-- start Material shown --

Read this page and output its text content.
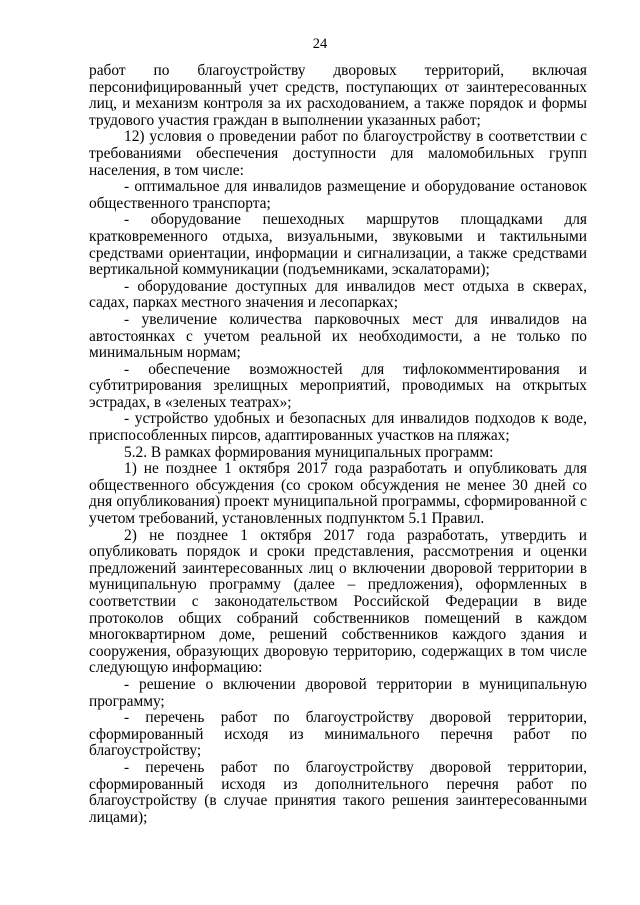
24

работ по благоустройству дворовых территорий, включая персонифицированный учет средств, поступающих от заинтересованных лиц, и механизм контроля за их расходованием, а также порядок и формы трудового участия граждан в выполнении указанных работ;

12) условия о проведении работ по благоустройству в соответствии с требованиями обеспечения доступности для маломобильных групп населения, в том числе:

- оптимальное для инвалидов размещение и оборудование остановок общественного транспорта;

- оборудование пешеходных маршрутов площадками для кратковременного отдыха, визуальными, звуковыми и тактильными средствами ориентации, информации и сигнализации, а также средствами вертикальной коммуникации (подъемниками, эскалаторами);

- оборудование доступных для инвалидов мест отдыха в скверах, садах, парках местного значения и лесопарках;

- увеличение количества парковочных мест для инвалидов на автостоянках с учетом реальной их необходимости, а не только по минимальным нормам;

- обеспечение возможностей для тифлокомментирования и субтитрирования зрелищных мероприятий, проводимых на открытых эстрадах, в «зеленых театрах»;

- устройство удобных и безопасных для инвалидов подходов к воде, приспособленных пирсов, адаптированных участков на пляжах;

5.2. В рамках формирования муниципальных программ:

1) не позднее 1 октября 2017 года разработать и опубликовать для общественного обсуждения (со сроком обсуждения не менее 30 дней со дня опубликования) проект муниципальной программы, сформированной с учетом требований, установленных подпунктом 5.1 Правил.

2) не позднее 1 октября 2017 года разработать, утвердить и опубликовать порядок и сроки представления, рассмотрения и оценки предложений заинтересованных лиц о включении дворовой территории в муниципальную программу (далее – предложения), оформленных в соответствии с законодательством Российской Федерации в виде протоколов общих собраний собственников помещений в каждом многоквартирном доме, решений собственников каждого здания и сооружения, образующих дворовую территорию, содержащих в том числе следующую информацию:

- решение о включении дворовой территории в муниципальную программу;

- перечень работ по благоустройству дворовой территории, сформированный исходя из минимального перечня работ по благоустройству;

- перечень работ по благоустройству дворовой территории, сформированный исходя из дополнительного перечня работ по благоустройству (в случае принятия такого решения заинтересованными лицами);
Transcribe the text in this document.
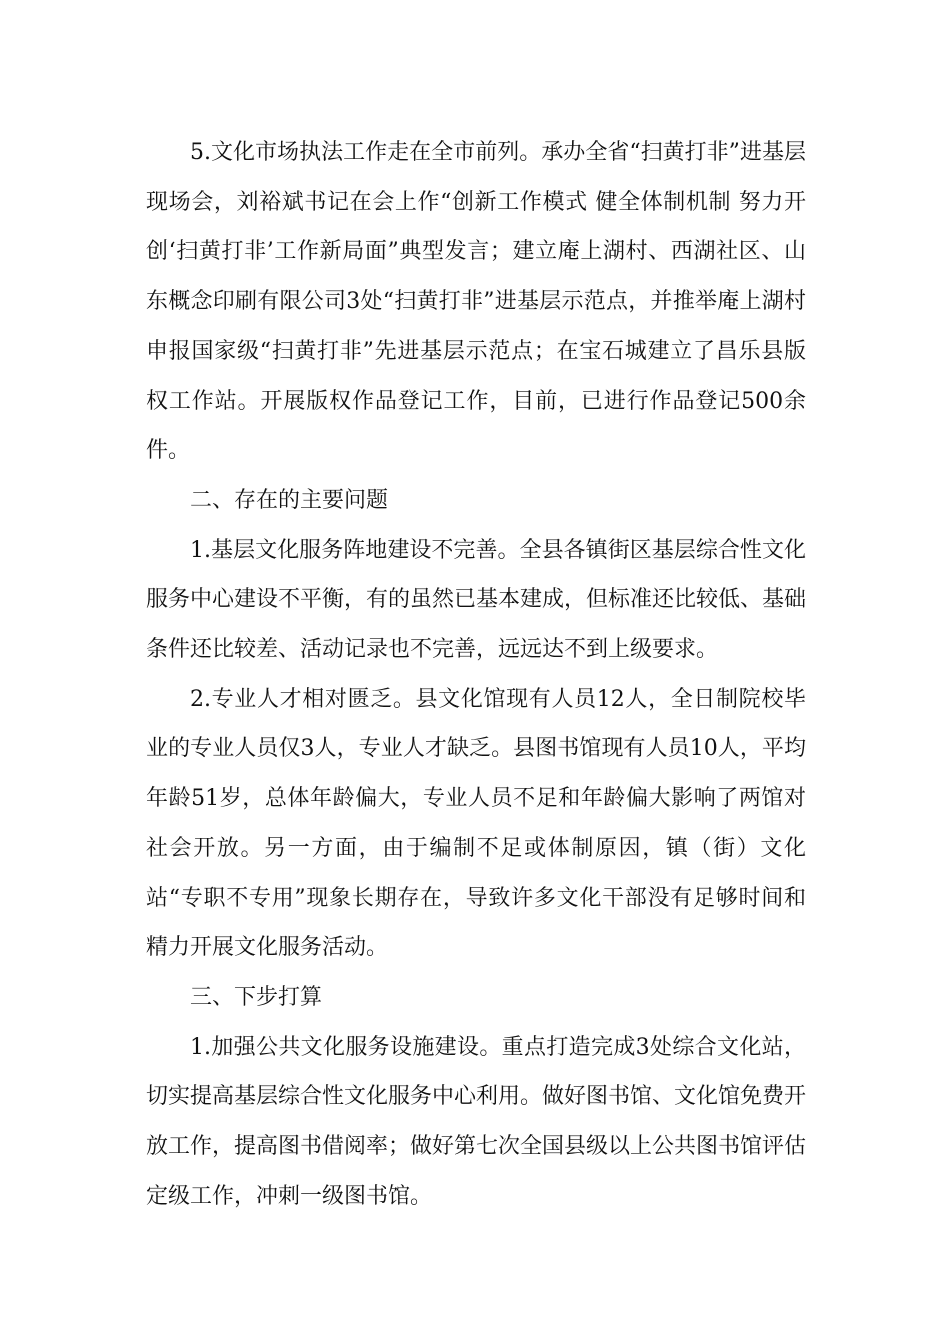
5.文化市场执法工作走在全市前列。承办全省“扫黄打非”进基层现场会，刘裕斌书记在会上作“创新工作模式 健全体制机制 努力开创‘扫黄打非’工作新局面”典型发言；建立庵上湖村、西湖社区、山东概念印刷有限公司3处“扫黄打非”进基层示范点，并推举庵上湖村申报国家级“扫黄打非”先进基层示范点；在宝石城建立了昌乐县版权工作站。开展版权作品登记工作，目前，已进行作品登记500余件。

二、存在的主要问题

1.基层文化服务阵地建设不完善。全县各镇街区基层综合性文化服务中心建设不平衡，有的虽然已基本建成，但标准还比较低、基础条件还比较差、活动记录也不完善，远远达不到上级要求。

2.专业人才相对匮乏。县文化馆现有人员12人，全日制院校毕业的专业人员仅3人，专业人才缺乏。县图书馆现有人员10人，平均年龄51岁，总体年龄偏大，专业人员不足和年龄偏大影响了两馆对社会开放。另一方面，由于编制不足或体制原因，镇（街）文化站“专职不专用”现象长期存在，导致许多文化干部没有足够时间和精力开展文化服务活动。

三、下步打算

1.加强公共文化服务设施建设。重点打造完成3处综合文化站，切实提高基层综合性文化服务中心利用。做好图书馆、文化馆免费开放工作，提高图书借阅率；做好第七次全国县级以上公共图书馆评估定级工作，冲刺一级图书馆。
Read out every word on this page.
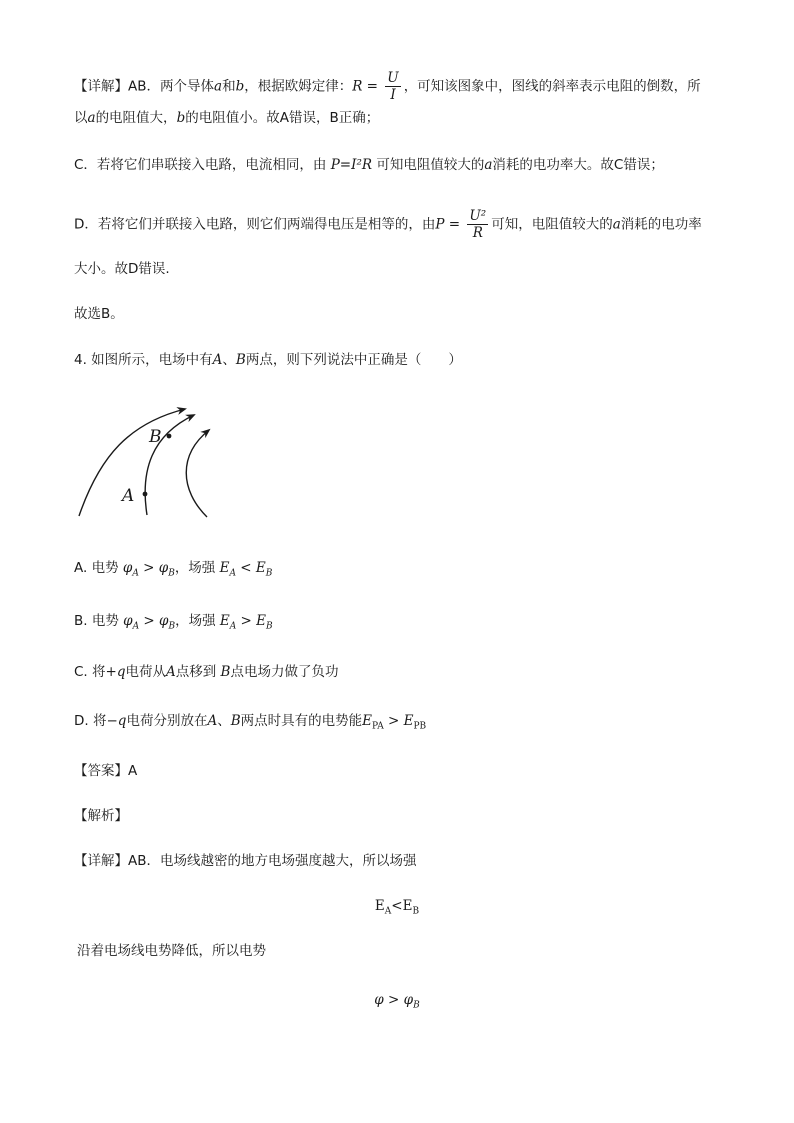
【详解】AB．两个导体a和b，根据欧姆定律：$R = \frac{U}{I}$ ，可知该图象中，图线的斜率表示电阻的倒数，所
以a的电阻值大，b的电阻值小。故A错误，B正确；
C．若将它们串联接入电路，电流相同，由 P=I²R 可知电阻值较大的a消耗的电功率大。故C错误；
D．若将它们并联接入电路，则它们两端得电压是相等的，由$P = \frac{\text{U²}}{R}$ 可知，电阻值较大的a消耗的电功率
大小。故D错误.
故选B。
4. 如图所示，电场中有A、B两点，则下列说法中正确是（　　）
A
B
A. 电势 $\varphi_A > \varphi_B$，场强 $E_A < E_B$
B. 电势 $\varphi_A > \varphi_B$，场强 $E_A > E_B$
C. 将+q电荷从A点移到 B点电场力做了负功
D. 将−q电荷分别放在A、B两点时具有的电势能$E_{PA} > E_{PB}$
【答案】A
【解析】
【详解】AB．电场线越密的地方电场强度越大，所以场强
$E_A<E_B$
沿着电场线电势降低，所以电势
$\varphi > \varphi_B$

-- end Material shown --

#### Problem to work on
Gather each line of the listing that holds the string "инвалидов".

#### Exercise answer
- оптимальное для инвалидов размещение и оборудование остановок общественного транспорта;
- оборудование доступных для инвалидов мест отдыха в скверах, садах, парках местного значения и лесопарках;
- увеличение количества парковочных мест для инвалидов на автостоянках с учетом реальной их необходимости, а не только по минимальным нормам;
- устройство удобных и безопасных для инвалидов подходов к воде, приспособленных пирсов, адаптированных участков на пляжах;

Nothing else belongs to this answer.